Stored data:
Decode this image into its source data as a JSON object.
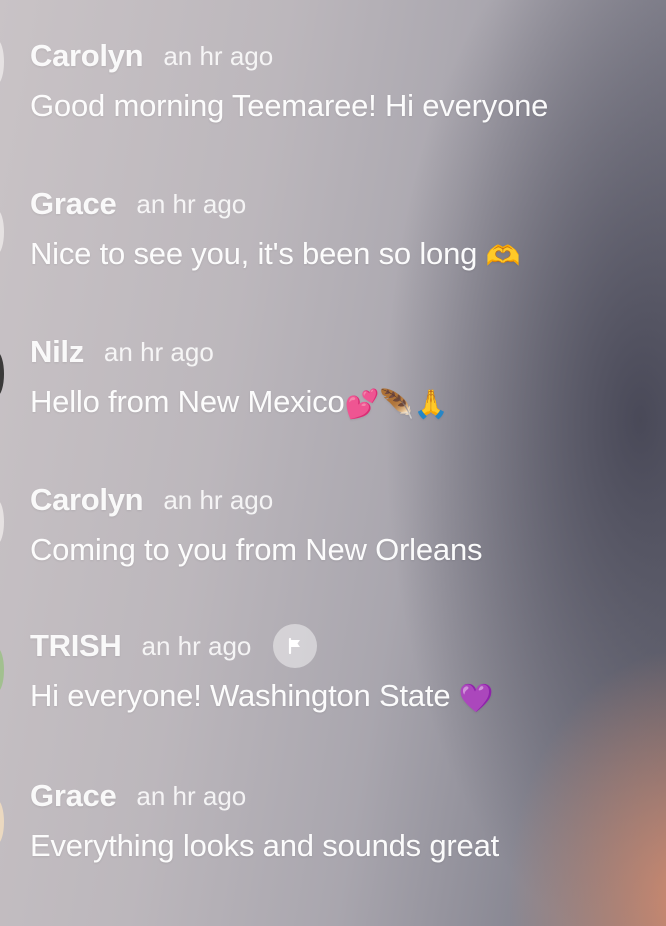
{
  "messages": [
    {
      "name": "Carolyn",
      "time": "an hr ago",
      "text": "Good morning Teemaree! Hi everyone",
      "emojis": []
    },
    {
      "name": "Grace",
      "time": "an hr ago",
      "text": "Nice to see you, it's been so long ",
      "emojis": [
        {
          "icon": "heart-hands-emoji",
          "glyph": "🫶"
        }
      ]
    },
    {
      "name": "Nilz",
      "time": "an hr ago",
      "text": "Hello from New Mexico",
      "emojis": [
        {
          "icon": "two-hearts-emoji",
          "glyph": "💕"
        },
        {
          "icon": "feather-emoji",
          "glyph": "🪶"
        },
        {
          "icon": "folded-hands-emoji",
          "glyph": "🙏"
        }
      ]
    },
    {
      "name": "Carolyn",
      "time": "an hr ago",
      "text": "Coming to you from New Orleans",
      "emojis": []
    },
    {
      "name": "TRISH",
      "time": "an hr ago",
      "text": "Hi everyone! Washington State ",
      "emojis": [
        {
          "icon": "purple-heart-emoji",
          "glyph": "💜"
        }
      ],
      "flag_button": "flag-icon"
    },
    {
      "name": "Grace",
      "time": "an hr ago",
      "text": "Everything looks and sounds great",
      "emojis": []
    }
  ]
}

---

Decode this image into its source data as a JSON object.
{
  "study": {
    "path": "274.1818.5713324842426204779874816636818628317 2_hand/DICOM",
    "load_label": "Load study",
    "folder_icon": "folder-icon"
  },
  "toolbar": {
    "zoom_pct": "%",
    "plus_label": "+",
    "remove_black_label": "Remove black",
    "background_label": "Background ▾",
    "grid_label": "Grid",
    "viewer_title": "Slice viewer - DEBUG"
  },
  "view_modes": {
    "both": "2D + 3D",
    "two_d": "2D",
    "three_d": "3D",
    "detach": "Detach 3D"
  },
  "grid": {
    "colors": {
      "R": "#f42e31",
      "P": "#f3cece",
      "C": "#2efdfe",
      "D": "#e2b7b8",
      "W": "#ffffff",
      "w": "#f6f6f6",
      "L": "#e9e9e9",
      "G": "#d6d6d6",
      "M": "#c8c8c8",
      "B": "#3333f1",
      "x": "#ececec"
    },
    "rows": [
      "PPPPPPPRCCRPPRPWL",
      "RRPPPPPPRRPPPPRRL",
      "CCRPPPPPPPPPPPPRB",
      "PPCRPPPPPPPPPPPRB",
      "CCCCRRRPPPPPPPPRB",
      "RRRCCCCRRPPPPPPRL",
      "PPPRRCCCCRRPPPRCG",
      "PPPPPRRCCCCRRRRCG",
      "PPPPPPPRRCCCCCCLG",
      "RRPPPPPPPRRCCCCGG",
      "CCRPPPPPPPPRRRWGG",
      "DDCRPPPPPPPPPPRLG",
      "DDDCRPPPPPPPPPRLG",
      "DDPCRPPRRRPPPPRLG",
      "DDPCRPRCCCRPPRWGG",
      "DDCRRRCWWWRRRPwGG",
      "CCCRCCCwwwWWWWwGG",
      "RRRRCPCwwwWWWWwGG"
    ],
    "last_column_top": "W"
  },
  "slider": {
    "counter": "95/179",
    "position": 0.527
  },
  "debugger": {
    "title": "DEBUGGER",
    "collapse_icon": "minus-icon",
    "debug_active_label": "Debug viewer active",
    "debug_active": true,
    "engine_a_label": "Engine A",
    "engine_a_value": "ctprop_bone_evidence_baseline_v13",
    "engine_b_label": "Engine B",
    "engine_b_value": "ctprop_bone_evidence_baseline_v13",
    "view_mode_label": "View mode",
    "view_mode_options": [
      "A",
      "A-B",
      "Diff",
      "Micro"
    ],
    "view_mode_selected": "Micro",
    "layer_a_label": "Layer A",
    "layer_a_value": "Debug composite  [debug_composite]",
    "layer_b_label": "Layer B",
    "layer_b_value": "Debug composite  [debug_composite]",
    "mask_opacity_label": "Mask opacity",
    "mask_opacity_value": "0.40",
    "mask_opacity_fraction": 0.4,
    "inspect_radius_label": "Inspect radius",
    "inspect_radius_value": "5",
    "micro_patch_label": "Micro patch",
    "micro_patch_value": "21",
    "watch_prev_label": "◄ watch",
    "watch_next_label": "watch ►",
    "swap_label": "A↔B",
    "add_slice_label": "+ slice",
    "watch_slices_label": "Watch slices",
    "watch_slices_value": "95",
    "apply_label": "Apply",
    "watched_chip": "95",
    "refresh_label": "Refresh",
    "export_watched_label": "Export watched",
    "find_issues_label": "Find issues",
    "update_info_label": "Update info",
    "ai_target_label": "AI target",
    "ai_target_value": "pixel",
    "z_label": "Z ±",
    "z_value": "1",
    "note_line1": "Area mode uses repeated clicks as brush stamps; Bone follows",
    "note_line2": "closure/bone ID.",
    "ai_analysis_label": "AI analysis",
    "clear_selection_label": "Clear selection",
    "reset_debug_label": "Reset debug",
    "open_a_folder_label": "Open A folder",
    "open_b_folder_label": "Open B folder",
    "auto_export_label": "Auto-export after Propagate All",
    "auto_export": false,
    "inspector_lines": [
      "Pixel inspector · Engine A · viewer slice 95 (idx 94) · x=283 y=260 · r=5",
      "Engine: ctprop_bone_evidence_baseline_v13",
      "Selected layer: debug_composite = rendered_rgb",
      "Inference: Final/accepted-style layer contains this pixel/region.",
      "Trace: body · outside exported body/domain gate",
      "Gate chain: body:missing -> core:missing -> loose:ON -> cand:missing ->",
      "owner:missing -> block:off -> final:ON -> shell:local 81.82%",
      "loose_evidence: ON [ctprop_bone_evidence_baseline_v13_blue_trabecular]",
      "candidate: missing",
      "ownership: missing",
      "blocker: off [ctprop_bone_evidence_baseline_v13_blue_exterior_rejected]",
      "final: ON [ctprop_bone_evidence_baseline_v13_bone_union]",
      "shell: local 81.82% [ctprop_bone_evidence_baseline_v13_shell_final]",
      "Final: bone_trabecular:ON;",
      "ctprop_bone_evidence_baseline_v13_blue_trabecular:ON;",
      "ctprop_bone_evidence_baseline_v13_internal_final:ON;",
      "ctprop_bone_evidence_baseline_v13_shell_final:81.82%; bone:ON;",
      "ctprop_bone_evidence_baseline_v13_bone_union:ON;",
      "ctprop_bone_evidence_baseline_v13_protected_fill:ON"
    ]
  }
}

Task to complete: Provide only the count of lines in the data above that include the string "hands".

Exercise result: 2